• [Selected excerpt]

Kubernetes Beginner Series 6 — Ingress and Gateway API

Table of contents

• When LoadBalancer Services Fall Short
• The Two Parts of Ingress
• Installing nginx Ingress Controller
• Basic Routing: Path and Host
• TLS Termination: Handling Certificates at Ingress
• Limitations of Ingress
• Gateway API: The Successor to Ingress
• Ingress vs Gateway API — When to Use Which?

When LoadBalancer Services Fall Short

In Part 5, we mentioned that you can expose services externally using the LoadBalancer type. But when you actually run a service in production, you quickly hit the limits of this approach.

Consider what happens as services multiply. Frontend, backend API, admin panel, image server. If you expose each one as a separate LoadBalancer Service, a cloud LB (Load Balancer — a device that distributes incoming traffic to multiple servers) gets created for each service. Each LB costs a fair amount, and you have to manage domains and TLS (Transport Layer Security — the protocol that encrypts communication behind HTTPS; the successor to SSL) certificates separately for each one.

On top of that, there’s almost always a need to route by path — like “/api goes to the backend, /static goes to the image server” — or by hostname — like “api.example.com is the backend, admin.example.com is the admin server.” This can’t be solved with L4 LB (OSI Layer 4 — only sees TCP/UDP ports for routing). You need L7 (OSI Layer 7 — application level, interprets HTTP headers and paths) routing that inspects HTTP headers.

Kubernetes’ Ingress is the abstraction that solves this problem. A single entry point routes to multiple services, terminates TLS, and applies path rules.

The Two Parts of Ingress

To understand Ingress, you first need to know that two separate parts work together:

• Ingress Resource: YAML that declares routing rules like “send this domain’s this path to that Service”
• Ingress Controller: The reverse proxy that actually interprets and applies those rules. Various implementations exist including nginx, Traefik, HAProxy, etc.

flowchart TB
    EXT[External User] -->|HTTP/HTTPS| LB[Cloud LB]
    LB --> IC[Ingress Controller Pod<br/>nginx / traefik]
    IC --> S1[Service A]
    IC --> S2[Service B]
    IC --> S3[Service C]
    S1 --> P1[Pods A]
    S2 --> P2[Pods B]
    S3 --> P3[Pods C]
    IR[(Ingress Resource<br/>Routing Rules)] -.->|watch| IC

Creating an Ingress resource alone won’t process traffic. You must install an Ingress Controller first for the resource to actually work. This is the most confusing point when studying for the first time.

• [Data segment]
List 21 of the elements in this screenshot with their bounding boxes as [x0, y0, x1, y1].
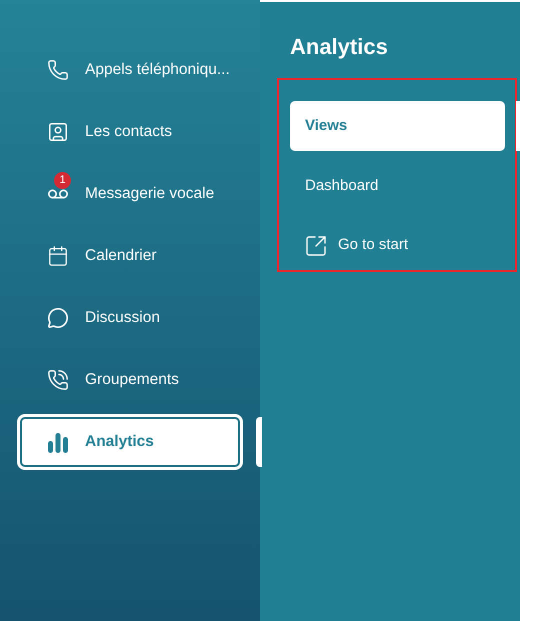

• [To do]
(1) In the Kubernetes Ingress tutorial, why can't an L4 load balancer route traffic by path or hostname? Answer in one to three sentences.
(2) Which services does the Kubernetes Ingress tutorial name as its example of services multiplying?
(3) Pick up the Kubernetes Ingress tutorial after its last sentence and continue it.

• [Answers to each task]
(1) An L4 load balancer sees only TCP/UDP ports when routing. Routing by path or hostname means inspecting HTTP headers and paths, which requires L7, the application level.

(2)
- Frontend
- Backend API
- Admin panel
- Image server

(3)
Here’s a comparison of major Ingress Controllers:

• nginx Ingress Controller: Community reference. Extensive configuration options and plenty of documentation
• Traefik: Concise configuration and dynamic reload are strengths. Built-in dashboard
• HAProxy Ingress: Strong in performance tuning
• AWS ALB Controller, GCE Ingress: Uses cloud LBs directly as Ingress

Regardless of which one you choose, the Ingress resource YAML looks the same. This is because the standard makes controllers interchangeable.

Installing nginx Ingress Controller

Here’s an example of installing the nginx Ingress Controller with Helm for lab purposes:

helm repo add ingress-nginx https://kubernetes.github.io/ingress-nginx
helm repo update

helm install ingress-nginx ingress-nginx/ingress-nginx \
  --namespace ingress-nginx \
  --create-namespace

After installation, a controller pod appears in the ingress-nginx namespace, and a LoadBalancer type Service is automatically created in front of it. In a cloud environment, an external IP gets assigned.

kubectl get svc -n ingress-nginx
# NAME                                 TYPE           EXTERNAL-IP
# ingress-nginx-controller             LoadBalancer   35.xxx.xxx.xxx

Once you point DNS to this external IP, you can manage all domain-based routing purely through Ingress resources from that point on. The only expensive cloud LB you need is the one in front of the Ingress Controller.

Basic Routing: Path and Host

Let’s start with a simple Ingress resource. The rule sends /api to the backend and / to the frontend:

apiVersion: networking.k8s.io/v1
kind: Ingress
metadata:
  name: web
  annotations:
    nginx.ingress.kubernetes.io/rewrite-target: /
spec:
  ingressClassName: nginx
  rules:
  - host: example.com
    http:
      paths:
      - path: /api
        pathType: Prefix
        backend:
          service:
            name: backend
            port:
              number: 80
      - path: /
        pathType: Prefix
        backend:
          service:
            name: frontend
            port:
              number: 80

Requests to example.com are routed by path. /api/... goes to the backend Service, and everything else goes to the frontend Service. The ingressClassName: nginx determines which controller handles this rule when multiple Ingress Controllers coexist.

Host-based routing uses the same structure:

spec:
  rules:
  - host: api.example.com
    http:
      paths:
      - path: /
        pathType: Prefix
        backend:
          service:
            name: backend
            port:
              number: 80
  - host: admin.example.com
    http:
      paths:
      - path: /
        pathType: Prefix
        backend:
          service:
            name: admin
            port:
              number: 80

Point api.example.com and admin.example.com to the same IP via DNS, and the Ingress Controller looks at the host header to route to the respective Service. Serving multiple domains with a single LB becomes this simple.

TLS Termination: Handling Certificates at Ingress

The most tedious part of adopting HTTPS is certificate management. Ingress natively supports TLS termination. This means requests arriving via HTTPS from the outside are decrypted at the Ingress Controller, and forwarded to internal Services over HTTP.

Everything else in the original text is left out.